● **Directive**
Gather up every line from the entries below that uses the word "this".

● **Listing**
● ● ●
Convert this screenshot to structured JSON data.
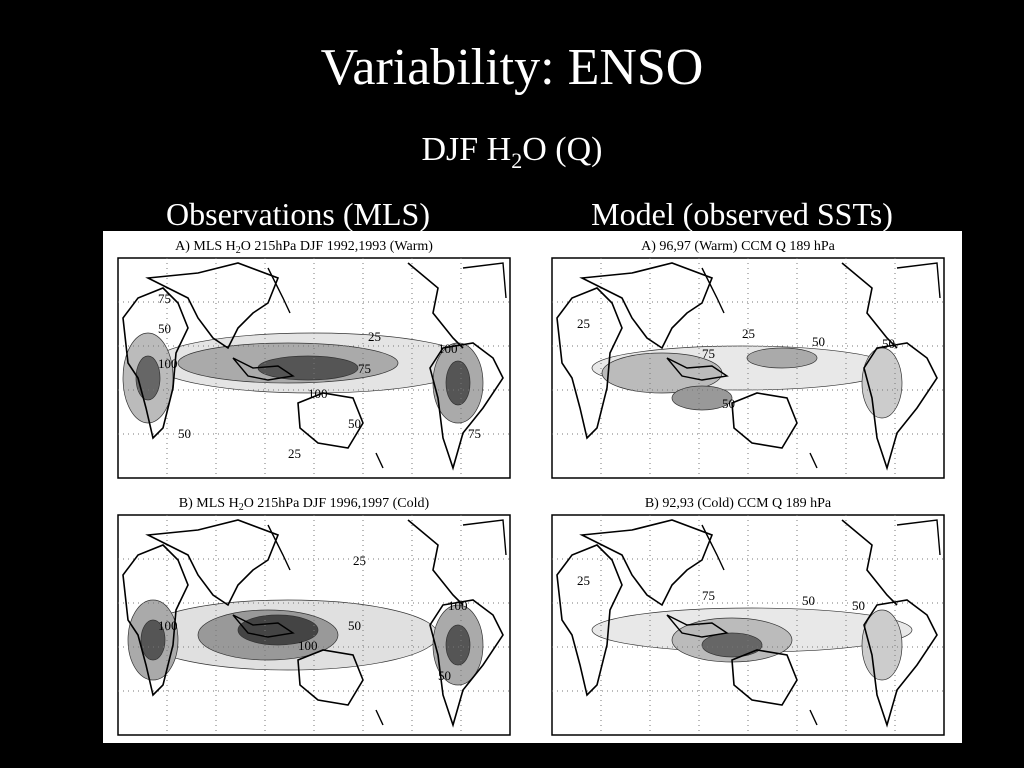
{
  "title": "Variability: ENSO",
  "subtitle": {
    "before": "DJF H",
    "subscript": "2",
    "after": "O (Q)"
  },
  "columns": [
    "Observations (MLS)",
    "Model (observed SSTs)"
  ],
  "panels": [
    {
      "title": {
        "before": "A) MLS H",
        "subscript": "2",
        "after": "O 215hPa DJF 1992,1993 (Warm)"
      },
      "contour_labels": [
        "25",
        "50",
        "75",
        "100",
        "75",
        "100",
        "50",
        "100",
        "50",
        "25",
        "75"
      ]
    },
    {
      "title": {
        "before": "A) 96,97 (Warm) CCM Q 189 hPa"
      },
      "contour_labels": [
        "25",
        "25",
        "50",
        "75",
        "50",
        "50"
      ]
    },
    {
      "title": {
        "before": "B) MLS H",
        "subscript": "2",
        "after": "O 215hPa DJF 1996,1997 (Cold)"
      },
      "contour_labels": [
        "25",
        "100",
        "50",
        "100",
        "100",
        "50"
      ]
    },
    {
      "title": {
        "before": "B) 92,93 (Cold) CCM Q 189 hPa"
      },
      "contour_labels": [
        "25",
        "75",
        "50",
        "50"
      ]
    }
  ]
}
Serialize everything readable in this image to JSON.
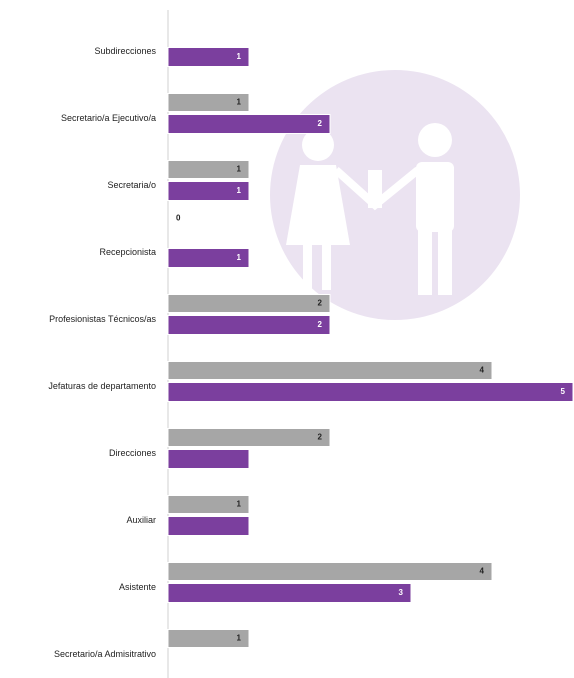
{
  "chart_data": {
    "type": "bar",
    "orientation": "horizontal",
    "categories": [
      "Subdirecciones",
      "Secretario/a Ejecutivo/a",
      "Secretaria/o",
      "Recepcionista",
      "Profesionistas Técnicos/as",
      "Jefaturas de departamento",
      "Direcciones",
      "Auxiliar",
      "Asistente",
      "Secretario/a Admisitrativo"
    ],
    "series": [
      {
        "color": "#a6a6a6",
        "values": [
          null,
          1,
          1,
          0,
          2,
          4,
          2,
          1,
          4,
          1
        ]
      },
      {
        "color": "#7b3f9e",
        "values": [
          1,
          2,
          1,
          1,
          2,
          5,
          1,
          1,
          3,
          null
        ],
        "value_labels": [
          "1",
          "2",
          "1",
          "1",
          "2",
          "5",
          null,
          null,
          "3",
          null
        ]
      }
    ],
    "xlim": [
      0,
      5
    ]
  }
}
● ● ●
● **Answer for the task**
Convert this screenshot to structured JSON data.
Serialize everything readable in this image to JSON.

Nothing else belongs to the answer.